Written instruction
Each line should be copied exactly.

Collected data
========================================
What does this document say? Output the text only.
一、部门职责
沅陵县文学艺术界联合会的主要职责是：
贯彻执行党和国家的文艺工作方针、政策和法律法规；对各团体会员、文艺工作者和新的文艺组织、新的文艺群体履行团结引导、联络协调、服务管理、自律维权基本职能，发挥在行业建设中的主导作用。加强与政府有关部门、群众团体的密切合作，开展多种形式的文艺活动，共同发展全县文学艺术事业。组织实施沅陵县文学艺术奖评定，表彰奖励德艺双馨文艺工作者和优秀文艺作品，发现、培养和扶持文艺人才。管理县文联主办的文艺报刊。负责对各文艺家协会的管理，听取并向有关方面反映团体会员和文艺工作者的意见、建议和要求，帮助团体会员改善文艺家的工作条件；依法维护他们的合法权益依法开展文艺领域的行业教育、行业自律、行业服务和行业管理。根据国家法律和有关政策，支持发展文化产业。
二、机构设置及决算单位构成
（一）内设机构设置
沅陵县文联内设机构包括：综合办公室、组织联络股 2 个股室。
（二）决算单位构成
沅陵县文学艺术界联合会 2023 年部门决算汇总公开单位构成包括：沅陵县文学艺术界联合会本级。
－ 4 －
========================================
Answer to the problem
What does this document say? Output the text only.
一、部门职责
沅陵县文学艺术界联合会的主要职责是：
贯彻执行党和国家的文艺工作方针、政策和法律法规；对各团体会员、文艺工作者和新的文艺组织、新的文艺群体履行团结引导、联络协调、服务管理、自律维权基本职能，发挥在行业建设中的主导作用。加强与政府有关部门、群众团体的密切合作，开展多种形式的文艺活动，共同发展全县文学艺术事业。组织实施沅陵县文学艺术奖评定，表彰奖励德艺双馨文艺工作者和优秀文艺作品，发现、培养和扶持文艺人才。管理县文联主办的文艺报刊。负责对各文艺家协会的管理，听取并向有关方面反映团体会员和文艺工作者的意见、建议和要求，帮助团体会员改善文艺家的工作条件；依法维护他们的合法权益依法开展文艺领域的行业教育、行业自律、行业服务和行业管理。根据国家法律和有关政策，支持发展文化产业。
二、机构设置及决算单位构成
（一）内设机构设置
沅陵县文联内设机构包括：综合办公室、组织联络股 2 个股室。
（二）决算单位构成
沅陵县文学艺术界联合会 2023 年部门决算汇总公开单位构成包括：沅陵县文学艺术界联合会本级。
－ 4 －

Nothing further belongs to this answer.